= AIM OF THE EXERCISE =
From the entries below, extract every line that includes the word "regional".

= EXERCISE INPUT =
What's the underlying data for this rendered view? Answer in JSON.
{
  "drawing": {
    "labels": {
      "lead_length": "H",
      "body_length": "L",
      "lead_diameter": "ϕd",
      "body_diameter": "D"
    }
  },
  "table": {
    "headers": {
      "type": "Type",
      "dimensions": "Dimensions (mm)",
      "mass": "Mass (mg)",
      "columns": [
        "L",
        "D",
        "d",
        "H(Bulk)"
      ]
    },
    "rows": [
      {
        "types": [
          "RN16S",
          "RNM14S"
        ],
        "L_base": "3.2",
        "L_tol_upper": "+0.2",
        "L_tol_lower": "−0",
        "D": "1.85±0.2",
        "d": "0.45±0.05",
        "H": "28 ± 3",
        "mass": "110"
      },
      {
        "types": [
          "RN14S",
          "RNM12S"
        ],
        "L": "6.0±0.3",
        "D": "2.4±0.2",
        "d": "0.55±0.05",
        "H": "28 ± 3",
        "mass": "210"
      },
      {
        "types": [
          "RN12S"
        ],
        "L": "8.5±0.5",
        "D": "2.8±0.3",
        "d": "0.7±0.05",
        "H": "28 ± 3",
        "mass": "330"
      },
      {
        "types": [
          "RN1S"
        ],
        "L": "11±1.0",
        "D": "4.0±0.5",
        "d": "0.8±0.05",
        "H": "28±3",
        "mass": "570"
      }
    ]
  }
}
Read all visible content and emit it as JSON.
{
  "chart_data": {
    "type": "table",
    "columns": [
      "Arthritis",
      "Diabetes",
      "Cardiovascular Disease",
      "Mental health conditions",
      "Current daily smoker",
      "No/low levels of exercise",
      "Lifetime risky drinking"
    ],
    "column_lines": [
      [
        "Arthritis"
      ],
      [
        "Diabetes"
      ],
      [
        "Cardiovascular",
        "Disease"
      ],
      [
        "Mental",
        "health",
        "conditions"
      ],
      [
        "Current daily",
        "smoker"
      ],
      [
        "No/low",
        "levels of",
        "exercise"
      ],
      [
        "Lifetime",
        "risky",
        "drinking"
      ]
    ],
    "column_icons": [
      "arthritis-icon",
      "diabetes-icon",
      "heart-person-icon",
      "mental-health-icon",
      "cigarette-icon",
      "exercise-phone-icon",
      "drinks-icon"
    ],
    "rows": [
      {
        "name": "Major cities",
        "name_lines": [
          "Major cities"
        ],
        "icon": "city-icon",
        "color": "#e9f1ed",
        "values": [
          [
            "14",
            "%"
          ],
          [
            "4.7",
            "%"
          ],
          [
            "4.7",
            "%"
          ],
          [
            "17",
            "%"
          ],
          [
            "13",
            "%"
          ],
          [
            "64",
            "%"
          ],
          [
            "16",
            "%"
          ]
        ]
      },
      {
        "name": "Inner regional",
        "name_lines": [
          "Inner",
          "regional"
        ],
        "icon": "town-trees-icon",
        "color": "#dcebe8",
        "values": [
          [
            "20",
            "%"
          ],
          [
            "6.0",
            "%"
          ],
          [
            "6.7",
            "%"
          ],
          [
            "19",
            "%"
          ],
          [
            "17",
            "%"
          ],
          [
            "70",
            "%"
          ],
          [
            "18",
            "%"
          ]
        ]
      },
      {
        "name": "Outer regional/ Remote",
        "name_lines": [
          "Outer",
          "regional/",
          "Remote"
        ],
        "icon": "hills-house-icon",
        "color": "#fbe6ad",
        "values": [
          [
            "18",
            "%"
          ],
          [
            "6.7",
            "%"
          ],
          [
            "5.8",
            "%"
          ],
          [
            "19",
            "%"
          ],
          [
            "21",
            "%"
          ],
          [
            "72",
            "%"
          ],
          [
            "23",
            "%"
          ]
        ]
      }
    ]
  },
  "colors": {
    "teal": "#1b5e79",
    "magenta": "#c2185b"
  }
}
--
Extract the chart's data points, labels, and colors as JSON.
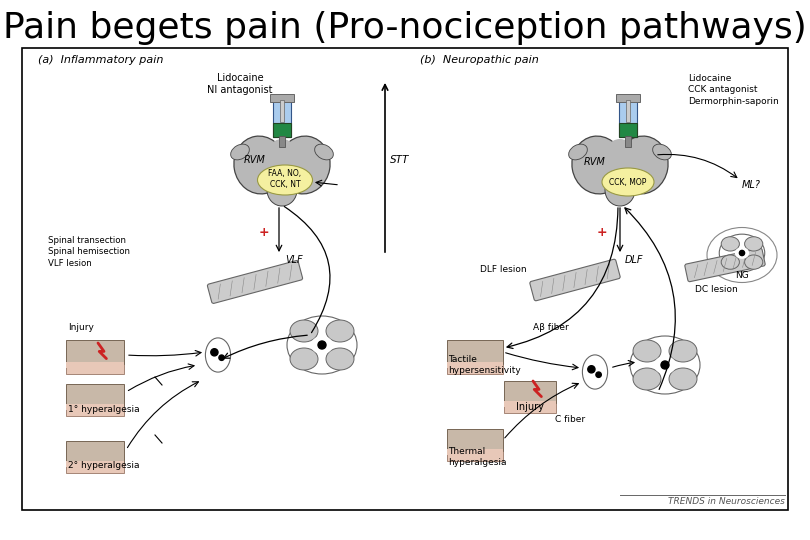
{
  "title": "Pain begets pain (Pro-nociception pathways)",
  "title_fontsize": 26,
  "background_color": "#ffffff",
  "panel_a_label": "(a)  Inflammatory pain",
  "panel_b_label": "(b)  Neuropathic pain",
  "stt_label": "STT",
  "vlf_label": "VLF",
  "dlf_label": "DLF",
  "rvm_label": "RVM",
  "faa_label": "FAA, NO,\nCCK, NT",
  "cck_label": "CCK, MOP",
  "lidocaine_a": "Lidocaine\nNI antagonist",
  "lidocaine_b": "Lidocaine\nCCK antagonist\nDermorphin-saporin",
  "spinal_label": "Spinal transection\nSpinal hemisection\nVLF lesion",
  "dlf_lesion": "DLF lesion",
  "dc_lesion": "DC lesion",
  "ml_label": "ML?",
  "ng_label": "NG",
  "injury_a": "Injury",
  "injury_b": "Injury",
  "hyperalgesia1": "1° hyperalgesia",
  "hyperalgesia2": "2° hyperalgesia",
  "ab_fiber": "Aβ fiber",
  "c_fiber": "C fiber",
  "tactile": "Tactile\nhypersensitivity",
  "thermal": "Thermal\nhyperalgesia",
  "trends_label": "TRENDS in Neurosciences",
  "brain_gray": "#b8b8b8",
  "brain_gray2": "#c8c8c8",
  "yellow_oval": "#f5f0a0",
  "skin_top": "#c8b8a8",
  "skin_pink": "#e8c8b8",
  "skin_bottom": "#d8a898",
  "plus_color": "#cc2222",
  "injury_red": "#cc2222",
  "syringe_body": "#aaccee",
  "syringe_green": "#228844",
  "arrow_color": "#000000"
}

= RESULT BELOW =
        "name": "Inner regional",
          "regional"
        "name": "Outer regional/ Remote",
          "regional/",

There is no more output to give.